* [EXERCISE PROMPT] Return a copy of every line in the records that includes the word "name".

* [DATA SECTION]
+---+
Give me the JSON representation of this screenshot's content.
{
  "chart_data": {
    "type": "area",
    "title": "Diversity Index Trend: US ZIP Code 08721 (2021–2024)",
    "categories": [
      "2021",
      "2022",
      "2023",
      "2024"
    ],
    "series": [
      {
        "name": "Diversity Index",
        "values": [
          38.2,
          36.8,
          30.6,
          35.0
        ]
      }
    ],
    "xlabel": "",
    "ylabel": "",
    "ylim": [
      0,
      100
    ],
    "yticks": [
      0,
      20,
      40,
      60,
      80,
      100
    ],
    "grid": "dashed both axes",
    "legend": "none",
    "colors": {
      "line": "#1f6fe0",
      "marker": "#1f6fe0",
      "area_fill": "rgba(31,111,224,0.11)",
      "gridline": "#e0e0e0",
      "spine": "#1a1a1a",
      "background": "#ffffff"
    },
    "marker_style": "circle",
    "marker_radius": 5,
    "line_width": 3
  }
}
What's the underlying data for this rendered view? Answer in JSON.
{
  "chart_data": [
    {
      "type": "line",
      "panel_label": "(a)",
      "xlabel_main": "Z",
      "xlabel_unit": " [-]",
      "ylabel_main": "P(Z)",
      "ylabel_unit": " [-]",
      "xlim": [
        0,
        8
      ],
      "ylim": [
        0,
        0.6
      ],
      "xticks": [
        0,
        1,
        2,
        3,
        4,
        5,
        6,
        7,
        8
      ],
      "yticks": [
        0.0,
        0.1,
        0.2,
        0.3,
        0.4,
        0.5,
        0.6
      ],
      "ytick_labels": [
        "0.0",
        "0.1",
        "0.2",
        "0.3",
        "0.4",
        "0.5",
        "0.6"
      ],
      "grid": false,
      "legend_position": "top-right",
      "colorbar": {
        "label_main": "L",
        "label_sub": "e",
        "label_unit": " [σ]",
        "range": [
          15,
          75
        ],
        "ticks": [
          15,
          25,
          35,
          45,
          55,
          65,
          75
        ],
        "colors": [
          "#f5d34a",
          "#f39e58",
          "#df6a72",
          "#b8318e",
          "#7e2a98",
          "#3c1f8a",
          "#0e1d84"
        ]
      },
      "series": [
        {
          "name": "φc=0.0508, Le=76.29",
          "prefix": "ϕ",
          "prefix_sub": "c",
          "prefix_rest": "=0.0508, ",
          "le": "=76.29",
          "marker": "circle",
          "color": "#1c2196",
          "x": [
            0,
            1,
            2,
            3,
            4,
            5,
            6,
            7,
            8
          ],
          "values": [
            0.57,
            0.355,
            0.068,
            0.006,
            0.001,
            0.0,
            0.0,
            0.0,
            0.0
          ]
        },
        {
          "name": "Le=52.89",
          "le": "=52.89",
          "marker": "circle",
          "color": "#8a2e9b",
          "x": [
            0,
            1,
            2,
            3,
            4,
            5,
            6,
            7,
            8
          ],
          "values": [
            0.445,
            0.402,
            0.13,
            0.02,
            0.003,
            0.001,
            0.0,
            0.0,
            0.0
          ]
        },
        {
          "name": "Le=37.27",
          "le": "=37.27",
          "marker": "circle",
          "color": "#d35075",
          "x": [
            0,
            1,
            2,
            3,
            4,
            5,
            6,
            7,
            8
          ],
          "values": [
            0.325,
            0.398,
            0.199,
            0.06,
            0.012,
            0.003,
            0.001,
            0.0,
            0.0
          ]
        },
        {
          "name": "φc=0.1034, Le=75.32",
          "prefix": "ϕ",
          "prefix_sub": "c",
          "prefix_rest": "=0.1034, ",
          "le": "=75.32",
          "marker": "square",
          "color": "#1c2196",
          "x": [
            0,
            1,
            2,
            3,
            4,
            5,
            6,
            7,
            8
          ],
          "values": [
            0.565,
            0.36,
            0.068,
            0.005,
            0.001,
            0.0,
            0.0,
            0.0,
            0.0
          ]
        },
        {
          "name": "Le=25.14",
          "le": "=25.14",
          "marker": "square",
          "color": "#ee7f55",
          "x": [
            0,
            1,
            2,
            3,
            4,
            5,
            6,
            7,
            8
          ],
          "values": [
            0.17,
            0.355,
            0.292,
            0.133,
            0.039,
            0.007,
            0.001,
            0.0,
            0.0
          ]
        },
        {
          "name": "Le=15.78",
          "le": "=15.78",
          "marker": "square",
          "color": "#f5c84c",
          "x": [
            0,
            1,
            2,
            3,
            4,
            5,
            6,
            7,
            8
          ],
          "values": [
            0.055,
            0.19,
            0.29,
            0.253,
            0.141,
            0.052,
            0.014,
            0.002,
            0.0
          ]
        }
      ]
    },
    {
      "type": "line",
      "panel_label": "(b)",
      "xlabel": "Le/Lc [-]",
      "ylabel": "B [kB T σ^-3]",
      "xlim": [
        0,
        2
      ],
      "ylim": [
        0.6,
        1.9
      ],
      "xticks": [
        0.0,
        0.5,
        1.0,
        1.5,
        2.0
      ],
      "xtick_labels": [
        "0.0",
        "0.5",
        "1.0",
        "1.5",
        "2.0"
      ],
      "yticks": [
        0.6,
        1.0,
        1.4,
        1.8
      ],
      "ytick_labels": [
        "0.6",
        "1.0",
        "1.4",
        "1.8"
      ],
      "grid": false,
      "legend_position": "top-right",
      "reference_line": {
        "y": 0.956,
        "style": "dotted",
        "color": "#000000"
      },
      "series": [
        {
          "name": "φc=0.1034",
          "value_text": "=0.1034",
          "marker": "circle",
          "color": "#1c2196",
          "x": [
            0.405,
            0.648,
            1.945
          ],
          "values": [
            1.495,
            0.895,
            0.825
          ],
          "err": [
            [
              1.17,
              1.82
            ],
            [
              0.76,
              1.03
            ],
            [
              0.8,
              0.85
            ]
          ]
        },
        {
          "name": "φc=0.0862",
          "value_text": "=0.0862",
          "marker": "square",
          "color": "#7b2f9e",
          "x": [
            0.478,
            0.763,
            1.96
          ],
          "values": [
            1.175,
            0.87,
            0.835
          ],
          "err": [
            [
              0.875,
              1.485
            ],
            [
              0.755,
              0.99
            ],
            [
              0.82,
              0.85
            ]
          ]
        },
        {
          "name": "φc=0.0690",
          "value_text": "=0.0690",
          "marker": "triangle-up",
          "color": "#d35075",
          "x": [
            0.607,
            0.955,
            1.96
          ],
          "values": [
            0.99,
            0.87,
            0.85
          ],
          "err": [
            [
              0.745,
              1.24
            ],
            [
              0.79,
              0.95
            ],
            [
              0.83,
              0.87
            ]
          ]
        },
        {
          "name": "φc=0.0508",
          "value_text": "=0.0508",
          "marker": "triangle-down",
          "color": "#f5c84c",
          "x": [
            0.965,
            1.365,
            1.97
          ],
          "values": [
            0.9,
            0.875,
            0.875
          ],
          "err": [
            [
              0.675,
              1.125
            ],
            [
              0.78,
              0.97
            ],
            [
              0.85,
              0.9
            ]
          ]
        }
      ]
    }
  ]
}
+---+
* [WRITTEN SOLUTION]
        "name": "Diversity Index",
          "name": "φc=0.0508, Le=76.29",
          "name": "Le=52.89",
          "name": "Le=37.27",
          "name": "φc=0.1034, Le=75.32",
          "name": "Le=25.14",
          "name": "Le=15.78",
          "name": "φc=0.1034",
          "name": "φc=0.0862",
          "name": "φc=0.0690",
          "name": "φc=0.0508",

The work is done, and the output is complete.